Rows
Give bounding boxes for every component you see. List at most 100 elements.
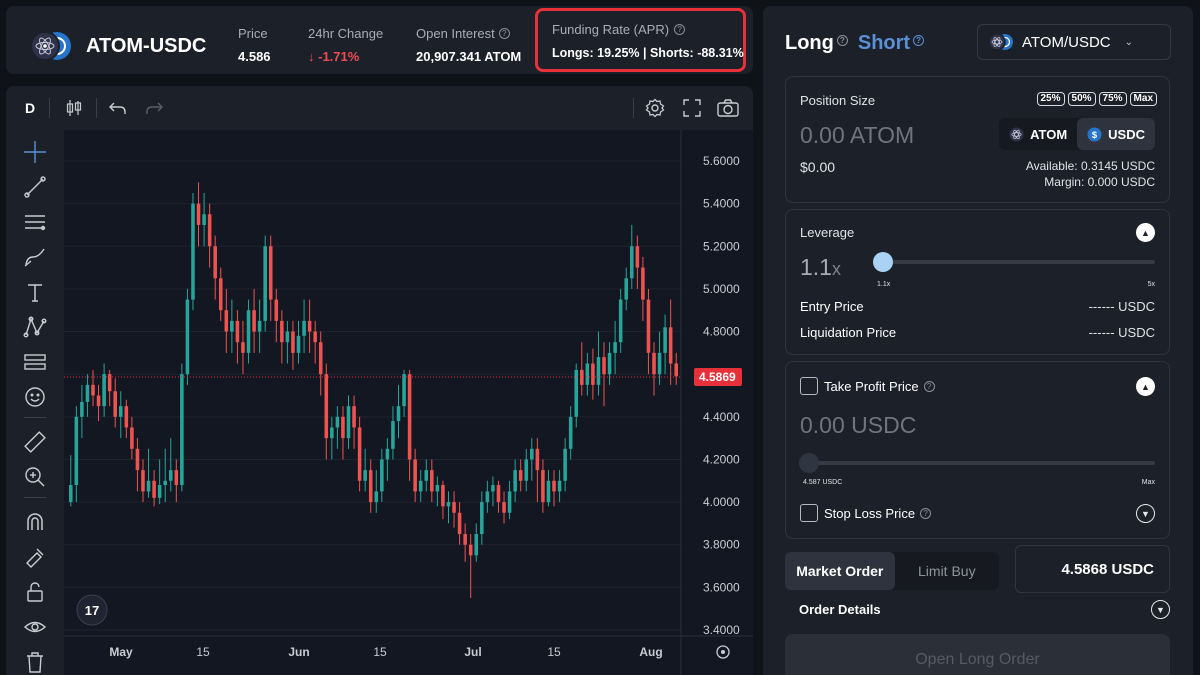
* * *
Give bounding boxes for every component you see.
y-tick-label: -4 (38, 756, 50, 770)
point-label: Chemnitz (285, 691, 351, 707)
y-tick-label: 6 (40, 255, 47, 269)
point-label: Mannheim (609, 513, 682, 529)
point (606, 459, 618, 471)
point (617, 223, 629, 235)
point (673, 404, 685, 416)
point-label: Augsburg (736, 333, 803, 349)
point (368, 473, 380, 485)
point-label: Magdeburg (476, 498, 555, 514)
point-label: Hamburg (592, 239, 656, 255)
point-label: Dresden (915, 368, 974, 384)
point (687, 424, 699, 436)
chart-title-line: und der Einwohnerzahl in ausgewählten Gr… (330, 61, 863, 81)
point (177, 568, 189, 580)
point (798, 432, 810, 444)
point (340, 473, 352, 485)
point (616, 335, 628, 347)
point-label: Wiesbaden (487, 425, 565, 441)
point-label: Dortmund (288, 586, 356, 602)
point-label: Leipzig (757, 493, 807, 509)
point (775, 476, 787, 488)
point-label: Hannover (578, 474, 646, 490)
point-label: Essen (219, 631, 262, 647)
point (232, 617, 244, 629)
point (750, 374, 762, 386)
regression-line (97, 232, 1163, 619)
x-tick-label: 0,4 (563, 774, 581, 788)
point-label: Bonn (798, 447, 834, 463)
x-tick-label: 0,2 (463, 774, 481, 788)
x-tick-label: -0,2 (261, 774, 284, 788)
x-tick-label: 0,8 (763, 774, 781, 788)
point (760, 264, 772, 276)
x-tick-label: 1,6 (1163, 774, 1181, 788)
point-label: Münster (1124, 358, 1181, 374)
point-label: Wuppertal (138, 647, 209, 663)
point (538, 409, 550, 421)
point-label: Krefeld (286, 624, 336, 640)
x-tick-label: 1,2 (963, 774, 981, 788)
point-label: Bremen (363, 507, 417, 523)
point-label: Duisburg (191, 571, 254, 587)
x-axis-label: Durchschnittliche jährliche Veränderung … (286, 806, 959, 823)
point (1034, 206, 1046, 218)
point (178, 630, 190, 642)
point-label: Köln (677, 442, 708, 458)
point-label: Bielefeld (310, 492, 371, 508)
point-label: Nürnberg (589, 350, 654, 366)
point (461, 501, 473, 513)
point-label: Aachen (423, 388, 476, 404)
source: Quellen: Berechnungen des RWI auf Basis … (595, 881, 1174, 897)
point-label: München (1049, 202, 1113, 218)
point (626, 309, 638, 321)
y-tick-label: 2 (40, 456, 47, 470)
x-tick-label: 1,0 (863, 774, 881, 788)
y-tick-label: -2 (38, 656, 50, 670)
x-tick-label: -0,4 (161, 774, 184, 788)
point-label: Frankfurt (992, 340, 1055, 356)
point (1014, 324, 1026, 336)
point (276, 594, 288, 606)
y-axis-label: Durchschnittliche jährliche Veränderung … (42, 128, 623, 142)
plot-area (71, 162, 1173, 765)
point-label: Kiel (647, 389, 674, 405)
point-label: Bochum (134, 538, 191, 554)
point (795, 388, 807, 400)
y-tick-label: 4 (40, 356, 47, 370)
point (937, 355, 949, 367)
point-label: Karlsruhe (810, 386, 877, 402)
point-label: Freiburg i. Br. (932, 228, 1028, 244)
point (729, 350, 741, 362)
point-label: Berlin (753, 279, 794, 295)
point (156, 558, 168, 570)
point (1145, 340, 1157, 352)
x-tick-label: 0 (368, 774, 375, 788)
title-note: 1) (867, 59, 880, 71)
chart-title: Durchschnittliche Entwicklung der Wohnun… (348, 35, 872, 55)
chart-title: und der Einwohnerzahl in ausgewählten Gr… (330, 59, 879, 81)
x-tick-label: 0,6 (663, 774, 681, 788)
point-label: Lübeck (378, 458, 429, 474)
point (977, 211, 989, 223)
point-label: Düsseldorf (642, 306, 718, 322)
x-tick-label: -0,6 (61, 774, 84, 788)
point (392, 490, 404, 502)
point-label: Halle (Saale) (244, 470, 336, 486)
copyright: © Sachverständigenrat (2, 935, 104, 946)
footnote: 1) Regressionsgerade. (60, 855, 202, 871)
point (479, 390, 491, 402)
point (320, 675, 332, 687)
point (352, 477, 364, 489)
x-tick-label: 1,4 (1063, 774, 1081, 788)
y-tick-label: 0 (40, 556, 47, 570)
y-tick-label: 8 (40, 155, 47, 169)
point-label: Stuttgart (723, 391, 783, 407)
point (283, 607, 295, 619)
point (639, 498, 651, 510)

Problem to solve
Copy out every line of the records that contains the string "Durchschnittliche", matching case exactly.

Full solution
x-axis-label: Durchschnittliche jährliche Veränderung … (286, 806, 959, 823)
y-axis-label: Durchschnittliche jährliche Veränderung … (42, 128, 623, 142)
chart-title: Durchschnittliche Entwicklung der Wohnun… (348, 35, 872, 55)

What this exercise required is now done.